Dataset records

..............................

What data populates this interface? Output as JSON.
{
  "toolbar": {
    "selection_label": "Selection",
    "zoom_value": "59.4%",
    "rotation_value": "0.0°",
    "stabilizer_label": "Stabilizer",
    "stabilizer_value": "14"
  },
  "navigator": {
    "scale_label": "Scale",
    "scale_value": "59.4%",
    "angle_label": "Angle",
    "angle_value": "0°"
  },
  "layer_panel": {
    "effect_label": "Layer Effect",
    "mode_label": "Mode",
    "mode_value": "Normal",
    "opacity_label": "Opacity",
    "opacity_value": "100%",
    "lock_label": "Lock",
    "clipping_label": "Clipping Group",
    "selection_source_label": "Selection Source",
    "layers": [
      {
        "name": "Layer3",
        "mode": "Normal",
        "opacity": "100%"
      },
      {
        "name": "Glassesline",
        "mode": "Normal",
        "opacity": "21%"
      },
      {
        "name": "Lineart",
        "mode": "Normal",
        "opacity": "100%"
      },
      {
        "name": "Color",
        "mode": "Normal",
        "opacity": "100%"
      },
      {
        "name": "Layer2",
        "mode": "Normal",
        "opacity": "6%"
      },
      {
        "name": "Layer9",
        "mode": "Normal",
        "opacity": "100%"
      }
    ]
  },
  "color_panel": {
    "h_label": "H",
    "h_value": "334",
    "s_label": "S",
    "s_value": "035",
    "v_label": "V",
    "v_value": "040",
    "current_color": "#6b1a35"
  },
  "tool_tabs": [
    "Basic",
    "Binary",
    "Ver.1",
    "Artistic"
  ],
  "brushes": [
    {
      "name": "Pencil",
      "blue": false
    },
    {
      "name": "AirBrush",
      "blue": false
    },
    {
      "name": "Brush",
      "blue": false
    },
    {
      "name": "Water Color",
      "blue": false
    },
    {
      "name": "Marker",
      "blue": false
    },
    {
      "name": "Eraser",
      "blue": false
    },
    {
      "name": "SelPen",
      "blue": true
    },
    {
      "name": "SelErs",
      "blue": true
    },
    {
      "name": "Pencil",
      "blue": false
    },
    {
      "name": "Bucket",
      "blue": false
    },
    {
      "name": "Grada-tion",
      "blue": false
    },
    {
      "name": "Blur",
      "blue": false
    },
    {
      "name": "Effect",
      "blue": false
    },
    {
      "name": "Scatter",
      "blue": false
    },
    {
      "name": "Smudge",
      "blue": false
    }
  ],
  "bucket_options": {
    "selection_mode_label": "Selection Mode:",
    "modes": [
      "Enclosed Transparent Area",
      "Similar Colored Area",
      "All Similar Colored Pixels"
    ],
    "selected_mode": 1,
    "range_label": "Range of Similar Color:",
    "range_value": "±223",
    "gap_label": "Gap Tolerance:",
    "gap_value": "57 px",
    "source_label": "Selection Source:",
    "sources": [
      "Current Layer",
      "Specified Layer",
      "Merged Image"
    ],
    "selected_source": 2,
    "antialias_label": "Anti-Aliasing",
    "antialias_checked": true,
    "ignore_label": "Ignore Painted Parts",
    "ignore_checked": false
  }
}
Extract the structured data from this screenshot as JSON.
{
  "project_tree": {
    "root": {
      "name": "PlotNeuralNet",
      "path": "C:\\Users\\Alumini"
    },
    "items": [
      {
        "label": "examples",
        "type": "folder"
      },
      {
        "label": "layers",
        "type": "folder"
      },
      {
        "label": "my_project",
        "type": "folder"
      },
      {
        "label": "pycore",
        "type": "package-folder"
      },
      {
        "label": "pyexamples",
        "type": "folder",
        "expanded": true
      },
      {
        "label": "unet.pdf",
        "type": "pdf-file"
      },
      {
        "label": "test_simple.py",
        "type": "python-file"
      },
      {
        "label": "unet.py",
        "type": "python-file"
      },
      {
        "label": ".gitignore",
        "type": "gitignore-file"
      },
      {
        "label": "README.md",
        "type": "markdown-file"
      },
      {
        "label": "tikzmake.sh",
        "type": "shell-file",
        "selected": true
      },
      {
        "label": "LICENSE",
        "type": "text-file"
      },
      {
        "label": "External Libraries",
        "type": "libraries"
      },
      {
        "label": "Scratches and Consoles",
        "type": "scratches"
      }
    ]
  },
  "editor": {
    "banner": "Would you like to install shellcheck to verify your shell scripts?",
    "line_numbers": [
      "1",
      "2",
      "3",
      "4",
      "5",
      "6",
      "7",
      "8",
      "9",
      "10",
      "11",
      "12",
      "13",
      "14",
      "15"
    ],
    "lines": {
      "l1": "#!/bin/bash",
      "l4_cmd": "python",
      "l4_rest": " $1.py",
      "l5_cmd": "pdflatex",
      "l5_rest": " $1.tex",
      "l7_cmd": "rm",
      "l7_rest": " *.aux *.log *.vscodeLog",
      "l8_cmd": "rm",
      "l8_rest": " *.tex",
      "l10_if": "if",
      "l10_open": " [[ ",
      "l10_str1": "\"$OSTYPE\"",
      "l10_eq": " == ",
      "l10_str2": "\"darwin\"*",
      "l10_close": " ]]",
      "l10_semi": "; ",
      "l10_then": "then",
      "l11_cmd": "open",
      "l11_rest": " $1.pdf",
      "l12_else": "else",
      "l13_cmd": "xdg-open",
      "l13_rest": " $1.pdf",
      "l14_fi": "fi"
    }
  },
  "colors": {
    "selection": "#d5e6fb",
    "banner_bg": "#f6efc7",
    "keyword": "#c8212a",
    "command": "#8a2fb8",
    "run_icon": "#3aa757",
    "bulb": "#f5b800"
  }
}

..............................

Copy out the full material exactly as it appears.

What data populates this interface? Output as JSON.
{
  "toolbar": {
    "selection_label": "Selection",
    "zoom_value": "59.4%",
    "rotation_value": "0.0°",
    "stabilizer_label": "Stabilizer",
    "stabilizer_value": "14"
  },
  "navigator": {
    "scale_label": "Scale",
    "scale_value": "59.4%",
    "angle_label": "Angle",
    "angle_value": "0°"
  },
  "layer_panel": {
    "effect_label": "Layer Effect",
    "mode_label": "Mode",
    "mode_value": "Normal",
    "opacity_label": "Opacity",
    "opacity_value": "100%",
    "lock_label": "Lock",
    "clipping_label": "Clipping Group",
    "selection_source_label": "Selection Source",
    "layers": [
      {
        "name": "Layer3",
        "mode": "Normal",
        "opacity": "100%"
      },
      {
        "name": "Glassesline",
        "mode": "Normal",
        "opacity": "21%"
      },
      {
        "name": "Lineart",
        "mode": "Normal",
        "opacity": "100%"
      },
      {
        "name": "Color",
        "mode": "Normal",
        "opacity": "100%"
      },
      {
        "name": "Layer2",
        "mode": "Normal",
        "opacity": "6%"
      },
      {
        "name": "Layer9",
        "mode": "Normal",
        "opacity": "100%"
      }
    ]
  },
  "color_panel": {
    "h_label": "H",
    "h_value": "334",
    "s_label": "S",
    "s_value": "035",
    "v_label": "V",
    "v_value": "040",
    "current_color": "#6b1a35"
  },
  "tool_tabs": [
    "Basic",
    "Binary",
    "Ver.1",
    "Artistic"
  ],
  "brushes": [
    {
      "name": "Pencil",
      "blue": false
    },
    {
      "name": "AirBrush",
      "blue": false
    },
    {
      "name": "Brush",
      "blue": false
    },
    {
      "name": "Water Color",
      "blue": false
    },
    {
      "name": "Marker",
      "blue": false
    },
    {
      "name": "Eraser",
      "blue": false
    },
    {
      "name": "SelPen",
      "blue": true
    },
    {
      "name": "SelErs",
      "blue": true
    },
    {
      "name": "Pencil",
      "blue": false
    },
    {
      "name": "Bucket",
      "blue": false
    },
    {
      "name": "Grada-tion",
      "blue": false
    },
    {
      "name": "Blur",
      "blue": false
    },
    {
      "name": "Effect",
      "blue": false
    },
    {
      "name": "Scatter",
      "blue": false
    },
    {
      "name": "Smudge",
      "blue": false
    }
  ],
  "bucket_options": {
    "selection_mode_label": "Selection Mode:",
    "modes": [
      "Enclosed Transparent Area",
      "Similar Colored Area",
      "All Similar Colored Pixels"
    ],
    "selected_mode": 1,
    "range_label": "Range of Similar Color:",
    "range_value": "±223",
    "gap_label": "Gap Tolerance:",
    "gap_value": "57 px",
    "source_label": "Selection Source:",
    "sources": [
      "Current Layer",
      "Specified Layer",
      "Merged Image"
    ],
    "selected_source": 2,
    "antialias_label": "Anti-Aliasing",
    "antialias_checked": true,
    "ignore_label": "Ignore Painted Parts",
    "ignore_checked": false
  }
}
Extract the structured data from this screenshot as JSON.
{
  "project_tree": {
    "root": {
      "name": "PlotNeuralNet",
      "path": "C:\\Users\\Alumini"
    },
    "items": [
      {
        "label": "examples",
        "type": "folder"
      },
      {
        "label": "layers",
        "type": "folder"
      },
      {
        "label": "my_project",
        "type": "folder"
      },
      {
        "label": "pycore",
        "type": "package-folder"
      },
      {
        "label": "pyexamples",
        "type": "folder",
        "expanded": true
      },
      {
        "label": "unet.pdf",
        "type": "pdf-file"
      },
      {
        "label": "test_simple.py",
        "type": "python-file"
      },
      {
        "label": "unet.py",
        "type": "python-file"
      },
      {
        "label": ".gitignore",
        "type": "gitignore-file"
      },
      {
        "label": "README.md",
        "type": "markdown-file"
      },
      {
        "label": "tikzmake.sh",
        "type": "shell-file",
        "selected": true
      },
      {
        "label": "LICENSE",
        "type": "text-file"
      },
      {
        "label": "External Libraries",
        "type": "libraries"
      },
      {
        "label": "Scratches and Consoles",
        "type": "scratches"
      }
    ]
  },
  "editor": {
    "banner": "Would you like to install shellcheck to verify your shell scripts?",
    "line_numbers": [
      "1",
      "2",
      "3",
      "4",
      "5",
      "6",
      "7",
      "8",
      "9",
      "10",
      "11",
      "12",
      "13",
      "14",
      "15"
    ],
    "lines": {
      "l1": "#!/bin/bash",
      "l4_cmd": "python",
      "l4_rest": " $1.py",
      "l5_cmd": "pdflatex",
      "l5_rest": " $1.tex",
      "l7_cmd": "rm",
      "l7_rest": " *.aux *.log *.vscodeLog",
      "l8_cmd": "rm",
      "l8_rest": " *.tex",
      "l10_if": "if",
      "l10_open": " [[ ",
      "l10_str1": "\"$OSTYPE\"",
      "l10_eq": " == ",
      "l10_str2": "\"darwin\"*",
      "l10_close": " ]]",
      "l10_semi": "; ",
      "l10_then": "then",
      "l11_cmd": "open",
      "l11_rest": " $1.pdf",
      "l12_else": "else",
      "l13_cmd": "xdg-open",
      "l13_rest": " $1.pdf",
      "l14_fi": "fi"
    }
  },
  "colors": {
    "selection": "#d5e6fb",
    "banner_bg": "#f6efc7",
    "keyword": "#c8212a",
    "command": "#8a2fb8",
    "run_icon": "#3aa757",
    "bulb": "#f5b800"
  }
}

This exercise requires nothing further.